◆ **SHORT TASK**:
Write out the material again exactly, please, and omit the pictures.

Saved entries:
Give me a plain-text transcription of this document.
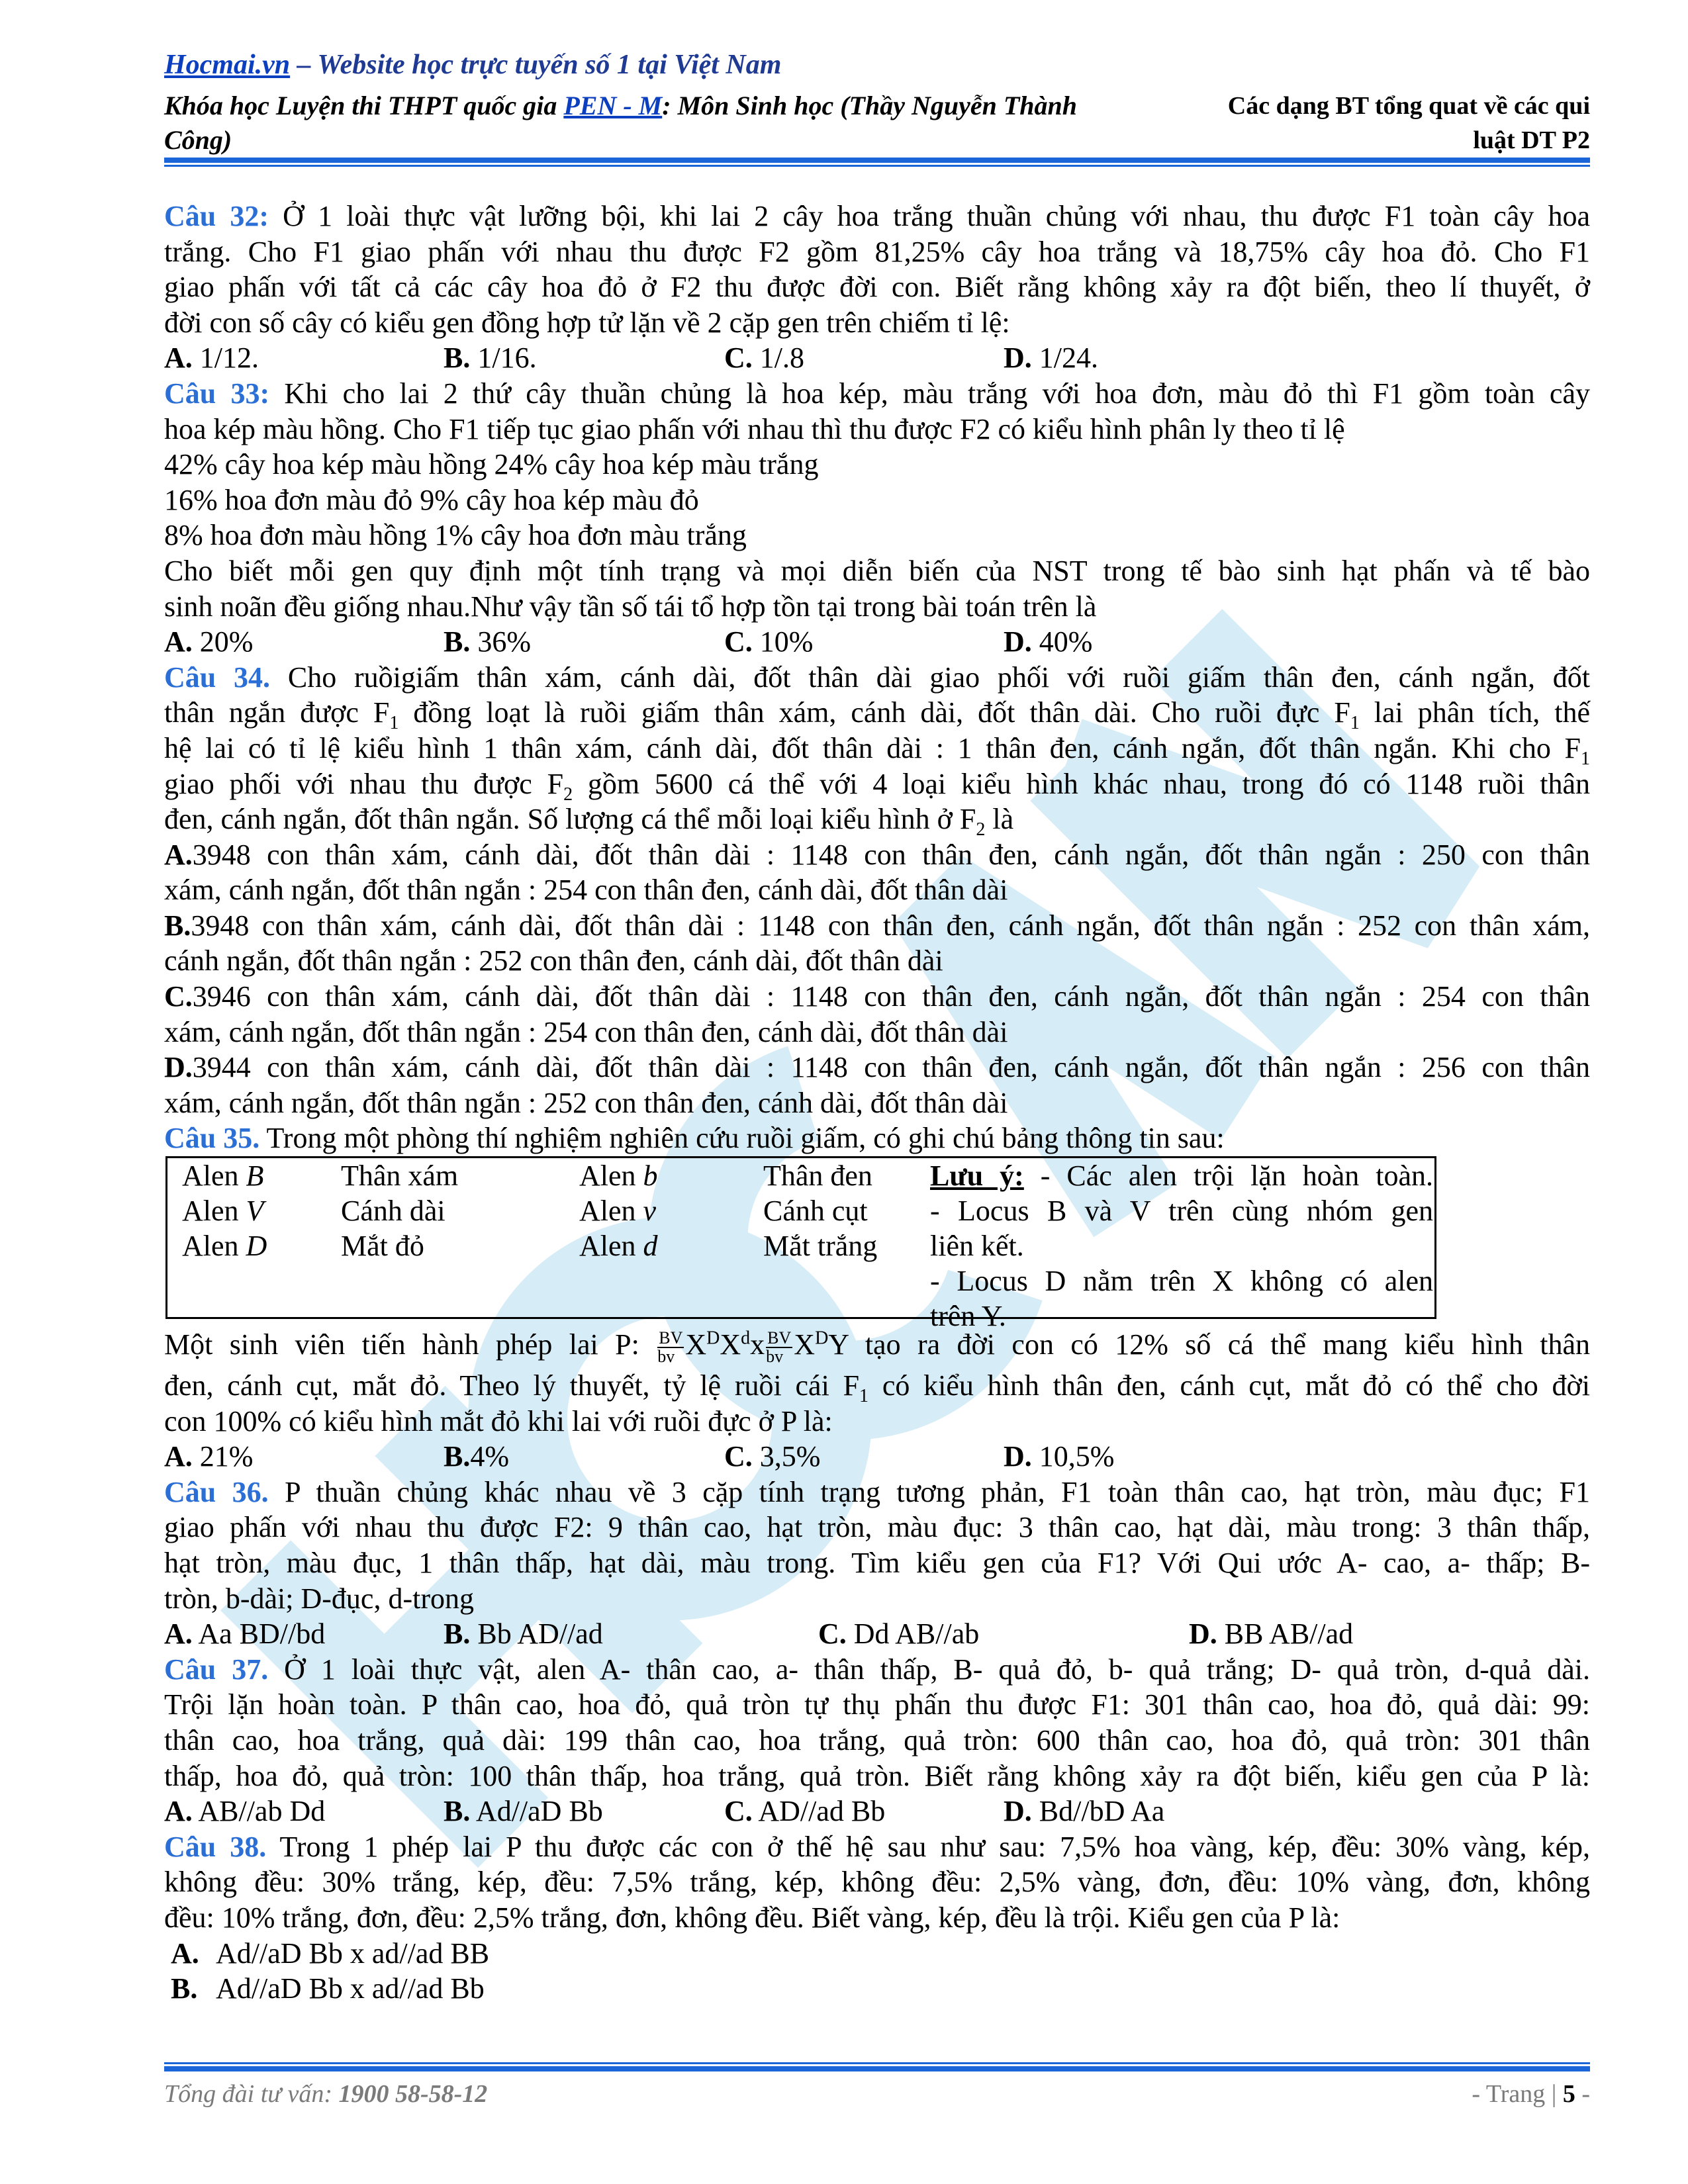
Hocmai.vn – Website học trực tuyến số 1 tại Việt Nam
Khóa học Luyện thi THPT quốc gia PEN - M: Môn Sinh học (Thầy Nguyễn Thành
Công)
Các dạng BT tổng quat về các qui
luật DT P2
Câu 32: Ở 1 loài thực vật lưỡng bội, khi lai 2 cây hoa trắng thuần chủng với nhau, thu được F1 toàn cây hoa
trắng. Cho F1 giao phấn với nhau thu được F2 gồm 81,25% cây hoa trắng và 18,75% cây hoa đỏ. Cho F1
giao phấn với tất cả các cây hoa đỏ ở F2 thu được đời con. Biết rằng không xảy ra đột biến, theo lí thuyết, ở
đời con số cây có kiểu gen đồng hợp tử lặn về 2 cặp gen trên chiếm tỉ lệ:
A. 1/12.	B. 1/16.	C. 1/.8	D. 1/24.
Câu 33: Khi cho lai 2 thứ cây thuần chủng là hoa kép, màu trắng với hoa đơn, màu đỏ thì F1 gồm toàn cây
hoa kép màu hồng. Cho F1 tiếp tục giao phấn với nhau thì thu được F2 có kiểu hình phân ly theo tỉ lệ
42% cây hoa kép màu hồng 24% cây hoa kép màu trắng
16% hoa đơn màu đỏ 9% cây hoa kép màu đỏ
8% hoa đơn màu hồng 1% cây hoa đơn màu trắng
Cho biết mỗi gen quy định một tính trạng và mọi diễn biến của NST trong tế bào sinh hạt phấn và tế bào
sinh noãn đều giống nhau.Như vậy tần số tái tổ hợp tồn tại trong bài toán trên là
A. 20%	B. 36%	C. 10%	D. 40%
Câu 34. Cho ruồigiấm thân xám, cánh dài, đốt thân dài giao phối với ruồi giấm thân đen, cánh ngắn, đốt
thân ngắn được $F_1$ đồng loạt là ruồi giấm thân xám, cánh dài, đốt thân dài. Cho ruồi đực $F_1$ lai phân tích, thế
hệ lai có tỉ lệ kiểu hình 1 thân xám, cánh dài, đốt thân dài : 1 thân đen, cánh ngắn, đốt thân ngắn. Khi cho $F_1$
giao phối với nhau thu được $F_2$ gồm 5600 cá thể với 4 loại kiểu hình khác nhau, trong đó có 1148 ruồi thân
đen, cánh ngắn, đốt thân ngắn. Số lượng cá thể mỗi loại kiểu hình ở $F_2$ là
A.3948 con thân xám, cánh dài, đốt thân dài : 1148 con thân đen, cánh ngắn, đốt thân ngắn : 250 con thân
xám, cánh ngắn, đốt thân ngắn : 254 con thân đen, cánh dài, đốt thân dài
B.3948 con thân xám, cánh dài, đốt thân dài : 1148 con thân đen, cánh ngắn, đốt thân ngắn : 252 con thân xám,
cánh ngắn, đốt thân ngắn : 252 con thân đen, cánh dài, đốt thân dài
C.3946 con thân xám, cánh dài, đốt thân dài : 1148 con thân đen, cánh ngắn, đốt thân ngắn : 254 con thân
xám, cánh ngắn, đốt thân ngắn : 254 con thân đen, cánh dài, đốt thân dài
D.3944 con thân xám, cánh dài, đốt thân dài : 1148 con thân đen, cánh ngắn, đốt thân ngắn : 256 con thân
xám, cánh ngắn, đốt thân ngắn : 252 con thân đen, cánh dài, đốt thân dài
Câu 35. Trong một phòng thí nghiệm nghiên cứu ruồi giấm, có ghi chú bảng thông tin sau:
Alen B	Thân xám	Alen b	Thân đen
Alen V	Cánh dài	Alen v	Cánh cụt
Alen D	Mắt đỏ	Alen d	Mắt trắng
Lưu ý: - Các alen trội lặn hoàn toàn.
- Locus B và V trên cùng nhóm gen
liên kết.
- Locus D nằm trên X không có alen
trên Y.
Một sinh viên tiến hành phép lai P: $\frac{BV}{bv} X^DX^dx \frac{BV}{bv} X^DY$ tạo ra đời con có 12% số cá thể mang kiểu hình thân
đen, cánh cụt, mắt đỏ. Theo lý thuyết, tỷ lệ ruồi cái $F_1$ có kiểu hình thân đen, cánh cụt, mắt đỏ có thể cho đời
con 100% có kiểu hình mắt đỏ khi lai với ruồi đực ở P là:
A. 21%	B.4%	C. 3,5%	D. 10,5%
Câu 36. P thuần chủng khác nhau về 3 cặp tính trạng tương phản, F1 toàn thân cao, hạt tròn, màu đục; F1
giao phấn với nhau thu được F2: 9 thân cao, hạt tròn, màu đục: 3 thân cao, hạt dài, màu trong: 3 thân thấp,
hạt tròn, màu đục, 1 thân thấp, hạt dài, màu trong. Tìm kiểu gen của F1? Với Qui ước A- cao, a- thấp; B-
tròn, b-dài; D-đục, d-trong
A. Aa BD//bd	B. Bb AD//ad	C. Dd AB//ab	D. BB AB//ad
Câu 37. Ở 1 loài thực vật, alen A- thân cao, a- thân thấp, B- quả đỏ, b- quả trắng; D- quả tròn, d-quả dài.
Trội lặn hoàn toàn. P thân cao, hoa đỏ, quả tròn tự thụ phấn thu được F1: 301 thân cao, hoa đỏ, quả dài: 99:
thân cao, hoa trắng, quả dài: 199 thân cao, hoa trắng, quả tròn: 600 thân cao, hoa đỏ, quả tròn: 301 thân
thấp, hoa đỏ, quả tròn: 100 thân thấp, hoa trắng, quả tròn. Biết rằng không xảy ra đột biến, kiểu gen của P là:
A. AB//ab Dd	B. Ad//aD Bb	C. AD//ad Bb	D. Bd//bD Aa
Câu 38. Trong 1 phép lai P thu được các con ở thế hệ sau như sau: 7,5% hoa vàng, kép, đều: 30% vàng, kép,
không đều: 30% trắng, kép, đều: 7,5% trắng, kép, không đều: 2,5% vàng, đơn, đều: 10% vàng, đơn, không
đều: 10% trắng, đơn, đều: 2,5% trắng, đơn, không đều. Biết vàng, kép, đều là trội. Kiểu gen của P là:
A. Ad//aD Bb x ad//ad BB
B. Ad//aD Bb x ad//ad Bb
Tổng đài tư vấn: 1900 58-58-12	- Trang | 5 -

◆ **FINISHED TASK**:
Give me a plain-text transcription of this document.
Hocmai.vn – Website học trực tuyến số 1 tại Việt Nam
Khóa học Luyện thi THPT quốc gia PEN - M: Môn Sinh học (Thầy Nguyễn Thành
Công)
Các dạng BT tổng quat về các qui
luật DT P2
Câu 32: Ở 1 loài thực vật lưỡng bội, khi lai 2 cây hoa trắng thuần chủng với nhau, thu được F1 toàn cây hoa
trắng. Cho F1 giao phấn với nhau thu được F2 gồm 81,25% cây hoa trắng và 18,75% cây hoa đỏ. Cho F1
giao phấn với tất cả các cây hoa đỏ ở F2 thu được đời con. Biết rằng không xảy ra đột biến, theo lí thuyết, ở
đời con số cây có kiểu gen đồng hợp tử lặn về 2 cặp gen trên chiếm tỉ lệ:
A. 1/12.	B. 1/16.	C. 1/.8	D. 1/24.
Câu 33: Khi cho lai 2 thứ cây thuần chủng là hoa kép, màu trắng với hoa đơn, màu đỏ thì F1 gồm toàn cây
hoa kép màu hồng. Cho F1 tiếp tục giao phấn với nhau thì thu được F2 có kiểu hình phân ly theo tỉ lệ
42% cây hoa kép màu hồng 24% cây hoa kép màu trắng
16% hoa đơn màu đỏ 9% cây hoa kép màu đỏ
8% hoa đơn màu hồng 1% cây hoa đơn màu trắng
Cho biết mỗi gen quy định một tính trạng và mọi diễn biến của NST trong tế bào sinh hạt phấn và tế bào
sinh noãn đều giống nhau.Như vậy tần số tái tổ hợp tồn tại trong bài toán trên là
A. 20%	B. 36%	C. 10%	D. 40%
Câu 34. Cho ruồigiấm thân xám, cánh dài, đốt thân dài giao phối với ruồi giấm thân đen, cánh ngắn, đốt
thân ngắn được $F_1$ đồng loạt là ruồi giấm thân xám, cánh dài, đốt thân dài. Cho ruồi đực $F_1$ lai phân tích, thế
hệ lai có tỉ lệ kiểu hình 1 thân xám, cánh dài, đốt thân dài : 1 thân đen, cánh ngắn, đốt thân ngắn. Khi cho $F_1$
giao phối với nhau thu được $F_2$ gồm 5600 cá thể với 4 loại kiểu hình khác nhau, trong đó có 1148 ruồi thân
đen, cánh ngắn, đốt thân ngắn. Số lượng cá thể mỗi loại kiểu hình ở $F_2$ là
A.3948 con thân xám, cánh dài, đốt thân dài : 1148 con thân đen, cánh ngắn, đốt thân ngắn : 250 con thân
xám, cánh ngắn, đốt thân ngắn : 254 con thân đen, cánh dài, đốt thân dài
B.3948 con thân xám, cánh dài, đốt thân dài : 1148 con thân đen, cánh ngắn, đốt thân ngắn : 252 con thân xám,
cánh ngắn, đốt thân ngắn : 252 con thân đen, cánh dài, đốt thân dài
C.3946 con thân xám, cánh dài, đốt thân dài : 1148 con thân đen, cánh ngắn, đốt thân ngắn : 254 con thân
xám, cánh ngắn, đốt thân ngắn : 254 con thân đen, cánh dài, đốt thân dài
D.3944 con thân xám, cánh dài, đốt thân dài : 1148 con thân đen, cánh ngắn, đốt thân ngắn : 256 con thân
xám, cánh ngắn, đốt thân ngắn : 252 con thân đen, cánh dài, đốt thân dài
Câu 35. Trong một phòng thí nghiệm nghiên cứu ruồi giấm, có ghi chú bảng thông tin sau:
Alen B	Thân xám	Alen b	Thân đen
Alen V	Cánh dài	Alen v	Cánh cụt
Alen D	Mắt đỏ	Alen d	Mắt trắng
Lưu ý: - Các alen trội lặn hoàn toàn.
- Locus B và V trên cùng nhóm gen
liên kết.
- Locus D nằm trên X không có alen
trên Y.
Một sinh viên tiến hành phép lai P: $\frac{BV}{bv} X^DX^dx \frac{BV}{bv} X^DY$ tạo ra đời con có 12% số cá thể mang kiểu hình thân
đen, cánh cụt, mắt đỏ. Theo lý thuyết, tỷ lệ ruồi cái $F_1$ có kiểu hình thân đen, cánh cụt, mắt đỏ có thể cho đời
con 100% có kiểu hình mắt đỏ khi lai với ruồi đực ở P là:
A. 21%	B.4%	C. 3,5%	D. 10,5%
Câu 36. P thuần chủng khác nhau về 3 cặp tính trạng tương phản, F1 toàn thân cao, hạt tròn, màu đục; F1
giao phấn với nhau thu được F2: 9 thân cao, hạt tròn, màu đục: 3 thân cao, hạt dài, màu trong: 3 thân thấp,
hạt tròn, màu đục, 1 thân thấp, hạt dài, màu trong. Tìm kiểu gen của F1? Với Qui ước A- cao, a- thấp; B-
tròn, b-dài; D-đục, d-trong
A. Aa BD//bd	B. Bb AD//ad	C. Dd AB//ab	D. BB AB//ad
Câu 37. Ở 1 loài thực vật, alen A- thân cao, a- thân thấp, B- quả đỏ, b- quả trắng; D- quả tròn, d-quả dài.
Trội lặn hoàn toàn. P thân cao, hoa đỏ, quả tròn tự thụ phấn thu được F1: 301 thân cao, hoa đỏ, quả dài: 99:
thân cao, hoa trắng, quả dài: 199 thân cao, hoa trắng, quả tròn: 600 thân cao, hoa đỏ, quả tròn: 301 thân
thấp, hoa đỏ, quả tròn: 100 thân thấp, hoa trắng, quả tròn. Biết rằng không xảy ra đột biến, kiểu gen của P là:
A. AB//ab Dd	B. Ad//aD Bb	C. AD//ad Bb	D. Bd//bD Aa
Câu 38. Trong 1 phép lai P thu được các con ở thế hệ sau như sau: 7,5% hoa vàng, kép, đều: 30% vàng, kép,
không đều: 30% trắng, kép, đều: 7,5% trắng, kép, không đều: 2,5% vàng, đơn, đều: 10% vàng, đơn, không
đều: 10% trắng, đơn, đều: 2,5% trắng, đơn, không đều. Biết vàng, kép, đều là trội. Kiểu gen của P là:
A. Ad//aD Bb x ad//ad BB
B. Ad//aD Bb x ad//ad Bb
Tổng đài tư vấn: 1900 58-58-12	- Trang | 5 -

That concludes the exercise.